● Problem description: Leave out the pictures and restate the rest of the data exactly.

# Start of Data listing

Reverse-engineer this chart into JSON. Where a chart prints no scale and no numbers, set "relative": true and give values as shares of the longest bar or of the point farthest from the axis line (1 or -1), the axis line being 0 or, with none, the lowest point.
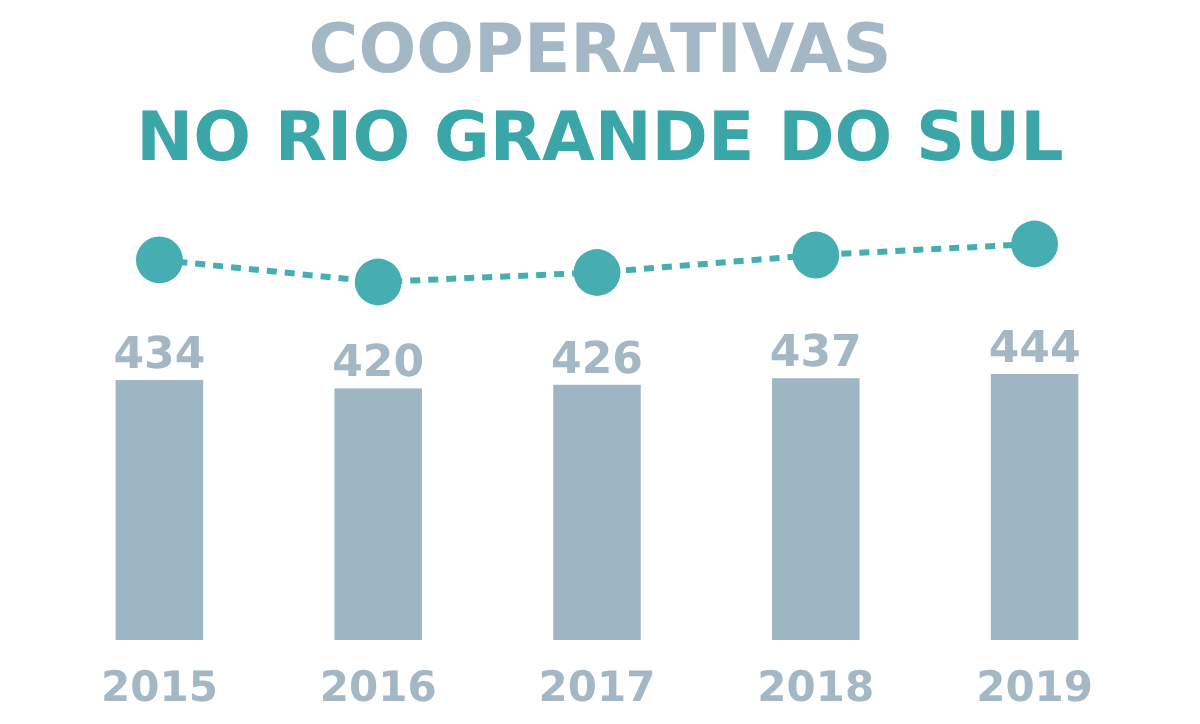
{
  "chart_data": [
    {
      "type": "line",
      "title": "COOPERATIVAS",
      "subtitle": "NO RIO GRANDE DO SUL",
      "categories": [
        null,
        null,
        null,
        null,
        null
      ],
      "relative": true,
      "color": "#46aeb0",
      "values": [
        0.58,
        0,
        0.25,
        0.71,
        1
      ],
      "tick_labels": false,
      "marker": "circle",
      "line_style": "dashed"
    },
    {
      "type": "bar",
      "categories": [
        "2015",
        "2016",
        "2017",
        "2018",
        "2019"
      ],
      "color": "#9eb6c3",
      "values": [
        434,
        420,
        426,
        437,
        444
      ],
      "value_labels": [
        "434",
        "420",
        "426",
        "437",
        "444"
      ],
      "tick_labels": "x"
    }
  ]
}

# End of Data listing

● Complete output:
Reverse-engineer this chart into JSON. Where a chart prints no scale and no numbers, set "relative": true and give values as shares of the longest bar or of the point farthest from the axis line (1 or -1), the axis line being 0 or, with none, the lowest point.
{
  "chart_data": [
    {
      "type": "line",
      "title": "COOPERATIVAS",
      "subtitle": "NO RIO GRANDE DO SUL",
      "categories": [
        null,
        null,
        null,
        null,
        null
      ],
      "relative": true,
      "color": "#46aeb0",
      "values": [
        0.58,
        0,
        0.25,
        0.71,
        1
      ],
      "tick_labels": false,
      "marker": "circle",
      "line_style": "dashed"
    },
    {
      "type": "bar",
      "categories": [
        "2015",
        "2016",
        "2017",
        "2018",
        "2019"
      ],
      "color": "#9eb6c3",
      "values": [
        434,
        420,
        426,
        437,
        444
      ],
      "value_labels": [
        "434",
        "420",
        "426",
        "437",
        "444"
      ],
      "tick_labels": "x"
    }
  ]
}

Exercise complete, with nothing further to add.